# START OF Material supplied

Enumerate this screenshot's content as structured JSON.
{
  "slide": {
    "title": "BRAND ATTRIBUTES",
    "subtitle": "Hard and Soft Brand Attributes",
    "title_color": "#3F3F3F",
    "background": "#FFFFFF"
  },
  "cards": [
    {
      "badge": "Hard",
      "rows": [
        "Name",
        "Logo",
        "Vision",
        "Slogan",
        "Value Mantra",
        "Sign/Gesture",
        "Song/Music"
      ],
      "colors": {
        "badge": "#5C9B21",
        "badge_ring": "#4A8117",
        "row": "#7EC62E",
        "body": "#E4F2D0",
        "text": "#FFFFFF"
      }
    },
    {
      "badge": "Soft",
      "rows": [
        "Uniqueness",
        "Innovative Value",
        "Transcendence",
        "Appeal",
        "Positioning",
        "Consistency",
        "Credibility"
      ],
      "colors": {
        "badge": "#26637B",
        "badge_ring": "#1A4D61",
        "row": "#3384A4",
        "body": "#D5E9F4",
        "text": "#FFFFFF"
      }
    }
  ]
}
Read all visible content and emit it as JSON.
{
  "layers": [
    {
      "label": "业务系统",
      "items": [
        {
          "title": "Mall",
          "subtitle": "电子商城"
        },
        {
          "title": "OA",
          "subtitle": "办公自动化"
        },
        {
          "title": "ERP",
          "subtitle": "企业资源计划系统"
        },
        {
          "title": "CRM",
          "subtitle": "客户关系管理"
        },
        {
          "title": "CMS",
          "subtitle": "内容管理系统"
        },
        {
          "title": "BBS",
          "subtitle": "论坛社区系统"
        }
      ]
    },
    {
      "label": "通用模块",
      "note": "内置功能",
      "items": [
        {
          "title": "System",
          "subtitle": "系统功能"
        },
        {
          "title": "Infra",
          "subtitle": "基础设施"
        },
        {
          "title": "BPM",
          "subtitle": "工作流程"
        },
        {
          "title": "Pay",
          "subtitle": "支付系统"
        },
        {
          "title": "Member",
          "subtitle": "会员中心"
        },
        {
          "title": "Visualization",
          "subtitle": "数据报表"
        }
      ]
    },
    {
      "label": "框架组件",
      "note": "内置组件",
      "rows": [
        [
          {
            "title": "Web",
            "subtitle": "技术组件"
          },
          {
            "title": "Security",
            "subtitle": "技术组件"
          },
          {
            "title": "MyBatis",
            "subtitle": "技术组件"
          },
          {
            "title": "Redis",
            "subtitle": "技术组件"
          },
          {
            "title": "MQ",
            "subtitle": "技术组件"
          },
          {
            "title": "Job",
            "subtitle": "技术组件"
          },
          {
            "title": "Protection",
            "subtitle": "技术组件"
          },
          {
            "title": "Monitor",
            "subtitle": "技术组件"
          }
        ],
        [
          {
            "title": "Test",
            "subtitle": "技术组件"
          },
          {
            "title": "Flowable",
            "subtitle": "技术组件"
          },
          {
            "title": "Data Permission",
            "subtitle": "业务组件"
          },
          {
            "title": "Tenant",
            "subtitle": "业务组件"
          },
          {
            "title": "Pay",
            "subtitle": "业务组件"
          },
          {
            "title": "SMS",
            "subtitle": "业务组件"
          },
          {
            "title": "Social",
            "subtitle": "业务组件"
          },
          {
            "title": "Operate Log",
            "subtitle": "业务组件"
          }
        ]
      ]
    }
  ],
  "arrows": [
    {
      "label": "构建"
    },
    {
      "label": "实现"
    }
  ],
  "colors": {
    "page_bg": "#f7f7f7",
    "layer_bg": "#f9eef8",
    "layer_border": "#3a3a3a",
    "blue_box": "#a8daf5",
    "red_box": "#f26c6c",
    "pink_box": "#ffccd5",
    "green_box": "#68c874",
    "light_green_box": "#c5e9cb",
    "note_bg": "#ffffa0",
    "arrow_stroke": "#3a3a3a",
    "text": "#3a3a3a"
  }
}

# END OF Material supplied

Stated exercise: Pull out all lines from the listing that contain the string "Soft".

Task result:
    "subtitle": "Hard and Soft Brand Attributes",
      "badge": "Soft",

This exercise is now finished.